_Objective_. Begin at the line that holds "Give me a plain-text" and retype every line through the end of the material, both included. Leave out the pictures.
___
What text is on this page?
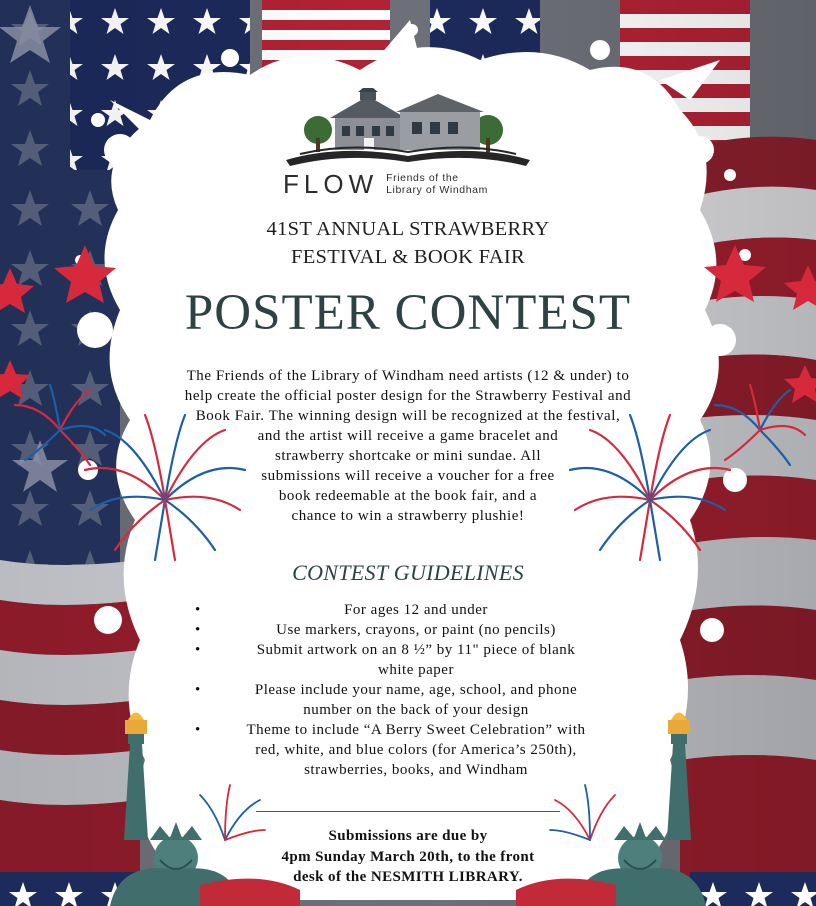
FLOW Friends of the
Library of Windham
41ST ANNUAL STRAWBERRY
FESTIVAL & BOOK FAIR
POSTER CONTEST
The Friends of the Library of Windham need artists (12 & under) to
help create the official poster design for the Strawberry Festival and
Book Fair. The winning design will be recognized at the festival,
and the artist will receive a game bracelet and
strawberry shortcake or mini sundae. All
submissions will receive a voucher for a free
book redeemable at the book fair, and a
chance to win a strawberry plushie!
CONTEST GUIDELINES
•	For ages 12 and under
•	Use markers, crayons, or paint (no pencils)
•	Submit artwork on an 8 ½” by 11" piece of blank
white paper
•	Please include your name, age, school, and phone
number on the back of your design
•	Theme to include “A Berry Sweet Celebration” with
red, white, and blue colors (for America’s 250th),
strawberries, books, and Windham
Submissions are due by
4pm Sunday March 20th, to the front
desk of the NESMITH LIBRARY.
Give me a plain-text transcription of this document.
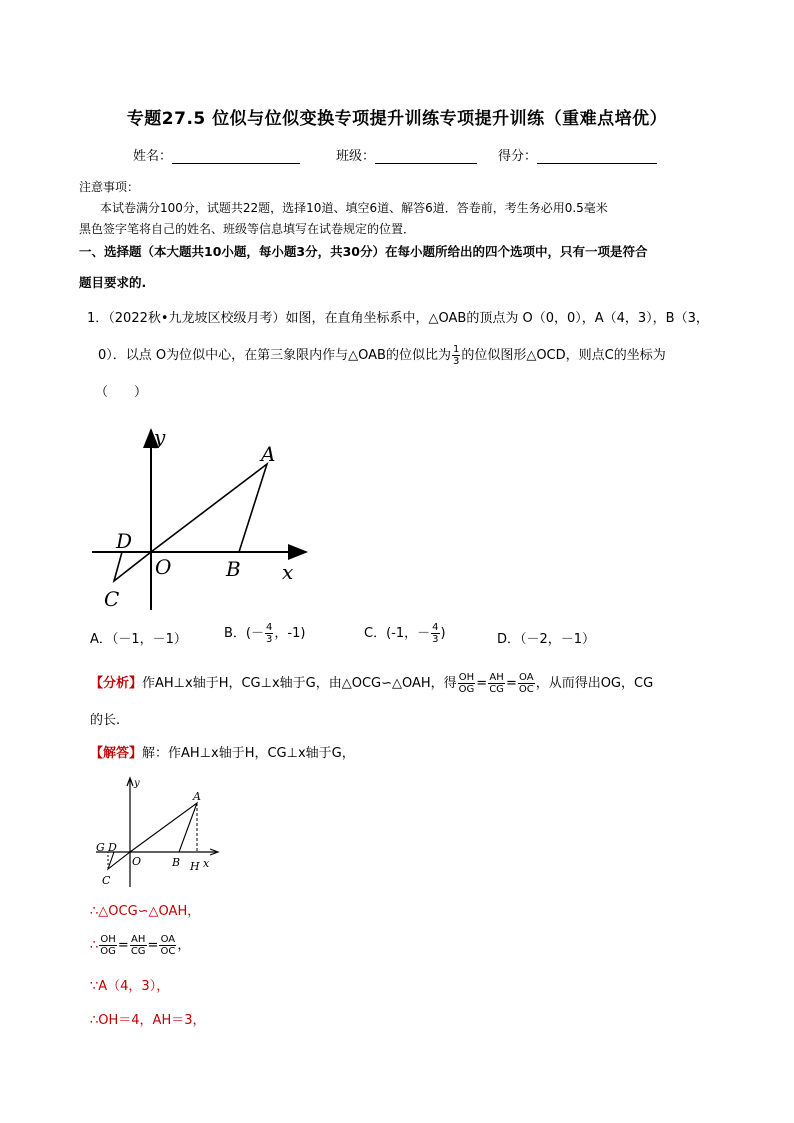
专题27.5 位似与位似变换专项提升训练专项提升训练（重难点培优）
姓名：	班级：	得分：
注意事项：
本试卷满分100分，试题共22题，选择10道、填空6道、解答6道．答卷前，考生务必用0.5毫米
黑色签字笔将自己的姓名、班级等信息填写在试卷规定的位置．
一、选择题（本大题共10小题，每小题3分，共30分）在每小题所给出的四个选项中，只有一项是符合
题目要求的.
1．（2022秋•九龙坡区校级月考）如图，在直角坐标系中，△OAB的顶点为 O（0，0），A（4，3），B（3，
0）．以点 O为位似中心，在第三象限内作与△OAB的位似比为 $\frac{1}{3}$ 的位似图形△OCD，则点C的坐标为
（　　）
y
x
A
B
O
D
C
A．（－1，－1）	B．(－ $\frac{4}{3}$ ，-1)	C．(-1，－ $\frac{4}{3}$ )	D．（－2，－1）
【分析】作AH⊥x轴于H，CG⊥x轴于G，由△OCG∽△OAH，得 $\frac{OH}{OG} = \frac{AH}{CG} = \frac{OA}{OC}$ ，从而得出OG，CG
的长.
【解答】解：作AH⊥x轴于H，CG⊥x轴于G，
y
x
A
B H
O
G D
C
∴△OCG∽△OAH，
∴ $\frac{OH}{OG} = \frac{AH}{CG} = \frac{OA}{OC}$ ，
∵A（4，3），
∴OH＝4，AH＝3，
___
_Written response_.
Give me a plain-text transcription of this document.
专题27.5 位似与位似变换专项提升训练专项提升训练（重难点培优）
姓名：	班级：	得分：
注意事项：
本试卷满分100分，试题共22题，选择10道、填空6道、解答6道．答卷前，考生务必用0.5毫米
黑色签字笔将自己的姓名、班级等信息填写在试卷规定的位置．
一、选择题（本大题共10小题，每小题3分，共30分）在每小题所给出的四个选项中，只有一项是符合
题目要求的.
1．（2022秋•九龙坡区校级月考）如图，在直角坐标系中，△OAB的顶点为 O（0，0），A（4，3），B（3，
0）．以点 O为位似中心，在第三象限内作与△OAB的位似比为 $\frac{1}{3}$ 的位似图形△OCD，则点C的坐标为
（　　）
y
x
A
B
O
D
C
A．（－1，－1）	B．(－ $\frac{4}{3}$ ，-1)	C．(-1，－ $\frac{4}{3}$ )	D．（－2，－1）
【分析】作AH⊥x轴于H，CG⊥x轴于G，由△OCG∽△OAH，得 $\frac{OH}{OG} = \frac{AH}{CG} = \frac{OA}{OC}$ ，从而得出OG，CG
的长.
【解答】解：作AH⊥x轴于H，CG⊥x轴于G，
y
x
A
B H
O
G D
C
∴△OCG∽△OAH，
∴ $\frac{OH}{OG} = \frac{AH}{CG} = \frac{OA}{OC}$ ，
∵A（4，3），
∴OH＝4，AH＝3，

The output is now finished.